(Figure content listings)
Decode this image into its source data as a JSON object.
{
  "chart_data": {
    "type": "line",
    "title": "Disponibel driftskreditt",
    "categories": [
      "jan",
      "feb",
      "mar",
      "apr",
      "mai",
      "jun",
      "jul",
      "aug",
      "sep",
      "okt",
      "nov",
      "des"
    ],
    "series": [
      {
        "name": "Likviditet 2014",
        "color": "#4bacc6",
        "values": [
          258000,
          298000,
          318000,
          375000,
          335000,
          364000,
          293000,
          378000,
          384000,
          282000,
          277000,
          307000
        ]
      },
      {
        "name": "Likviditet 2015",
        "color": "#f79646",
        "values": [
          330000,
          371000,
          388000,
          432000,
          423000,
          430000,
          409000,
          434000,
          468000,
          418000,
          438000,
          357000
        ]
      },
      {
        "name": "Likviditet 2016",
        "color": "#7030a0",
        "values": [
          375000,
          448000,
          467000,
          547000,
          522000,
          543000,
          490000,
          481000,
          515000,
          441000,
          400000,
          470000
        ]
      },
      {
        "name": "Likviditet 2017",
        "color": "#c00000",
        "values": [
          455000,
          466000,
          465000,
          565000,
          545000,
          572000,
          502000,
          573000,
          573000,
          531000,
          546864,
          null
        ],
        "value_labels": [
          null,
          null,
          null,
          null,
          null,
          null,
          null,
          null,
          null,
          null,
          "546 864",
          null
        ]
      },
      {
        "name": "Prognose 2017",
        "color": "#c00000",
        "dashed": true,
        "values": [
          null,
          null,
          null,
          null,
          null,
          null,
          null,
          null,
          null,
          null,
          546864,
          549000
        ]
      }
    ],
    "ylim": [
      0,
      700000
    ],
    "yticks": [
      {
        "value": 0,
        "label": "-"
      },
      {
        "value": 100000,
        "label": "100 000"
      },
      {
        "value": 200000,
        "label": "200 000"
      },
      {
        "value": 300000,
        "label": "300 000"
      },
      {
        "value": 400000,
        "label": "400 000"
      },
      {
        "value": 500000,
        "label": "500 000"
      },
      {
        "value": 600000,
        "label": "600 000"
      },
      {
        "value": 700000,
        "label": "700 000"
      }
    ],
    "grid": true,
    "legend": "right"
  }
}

■ **What the task requires**:
Identify each line in the records above that contains the word "Likviditet", and copy it out in full.

■ **Exercise response**:
        "name": "Likviditet 2014",
        "name": "Likviditet 2015",
        "name": "Likviditet 2016",
        "name": "Likviditet 2017",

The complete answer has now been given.